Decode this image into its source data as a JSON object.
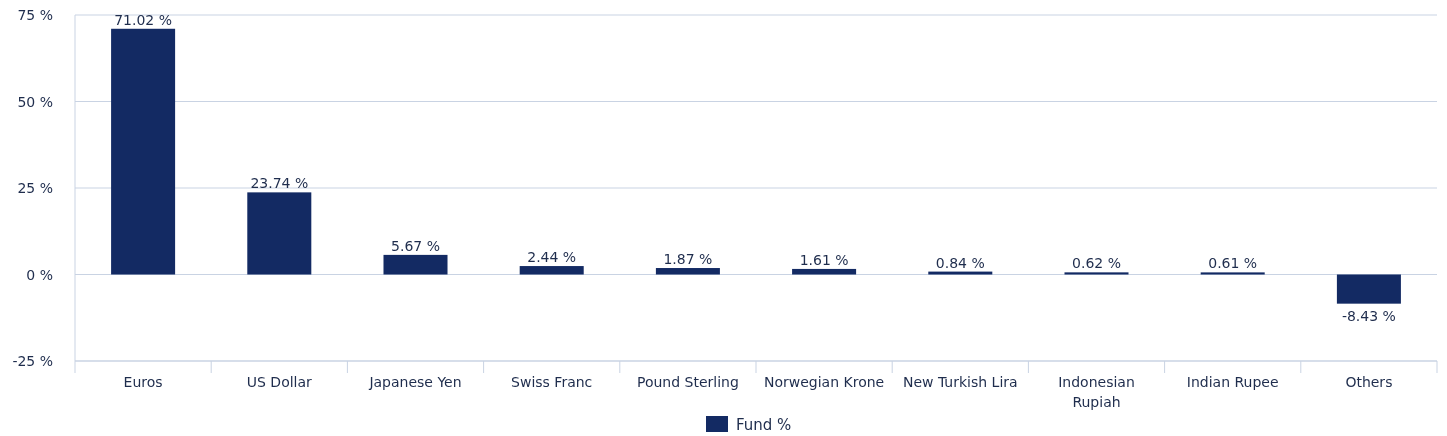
{
  "chart_data": {
    "type": "bar",
    "categories": [
      "Euros",
      "US Dollar",
      "Japanese Yen",
      "Swiss Franc",
      "Pound Sterling",
      "Norwegian Krone",
      "New Turkish Lira",
      "Indonesian Rupiah",
      "Indian Rupee",
      "Others"
    ],
    "series": [
      {
        "name": "Fund %",
        "color": "#132a63",
        "values": [
          71.02,
          23.74,
          5.67,
          2.44,
          1.87,
          1.61,
          0.84,
          0.62,
          0.61,
          -8.43
        ],
        "value_labels": [
          "71.02 %",
          "23.74 %",
          "5.67 %",
          "2.44 %",
          "1.87 %",
          "1.61 %",
          "0.84 %",
          "0.62 %",
          "0.61 %",
          "-8.43 %"
        ]
      }
    ],
    "ylim": [
      -25,
      75
    ],
    "yticks": [
      {
        "value": -25,
        "label": "-25 %"
      },
      {
        "value": 0,
        "label": "0 %"
      },
      {
        "value": 25,
        "label": "25 %"
      },
      {
        "value": 50,
        "label": "50 %"
      },
      {
        "value": 75,
        "label": "75 %"
      }
    ],
    "grid": "y",
    "legend": "bottom"
  }
}
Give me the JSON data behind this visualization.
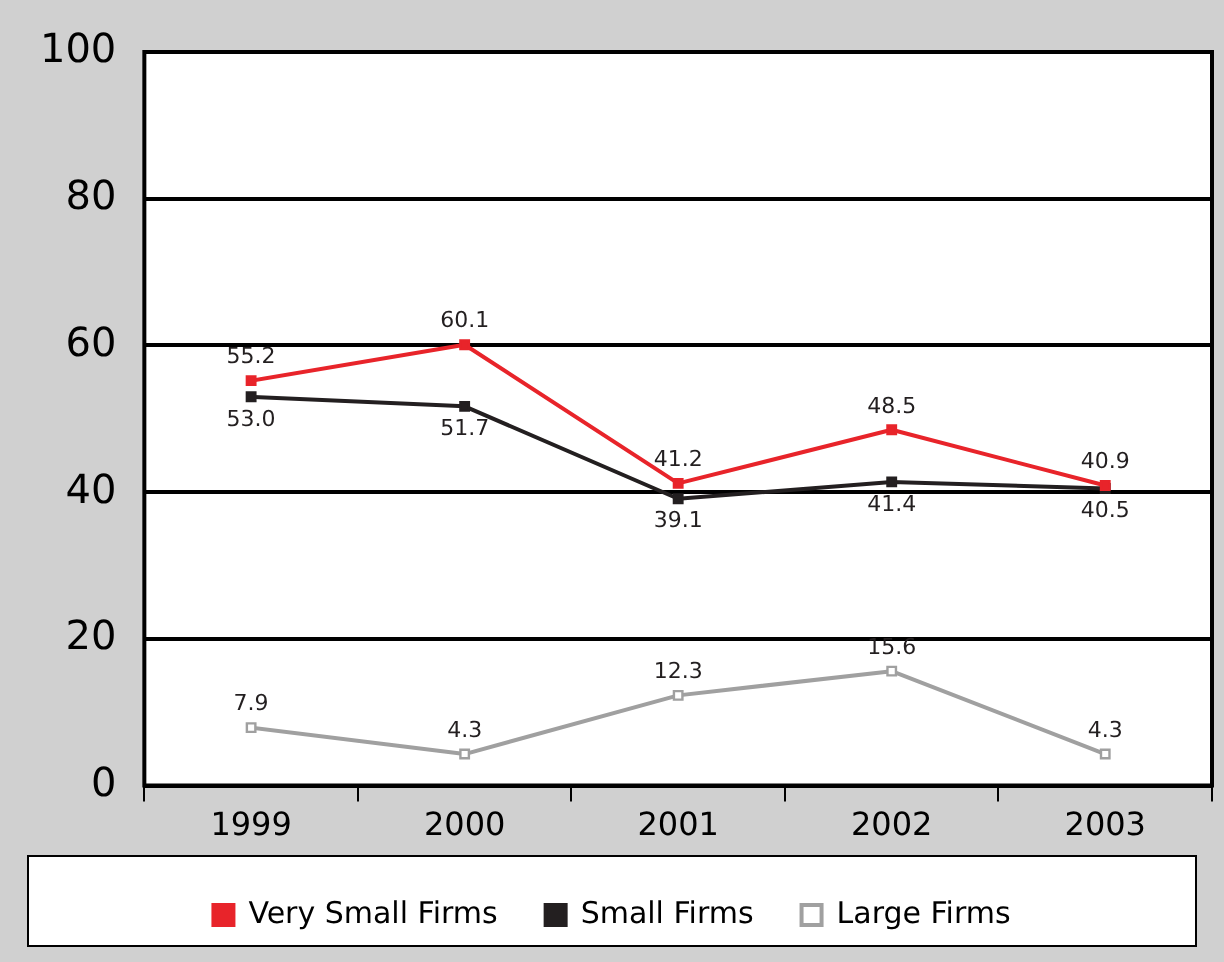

__EXERCISE BRIEF__: In the listing above, locate each line with "this" and copy it.

__SOLUTION__:
Decode this image into its source data as a JSON object.
Give me the JSON data behind this visualization.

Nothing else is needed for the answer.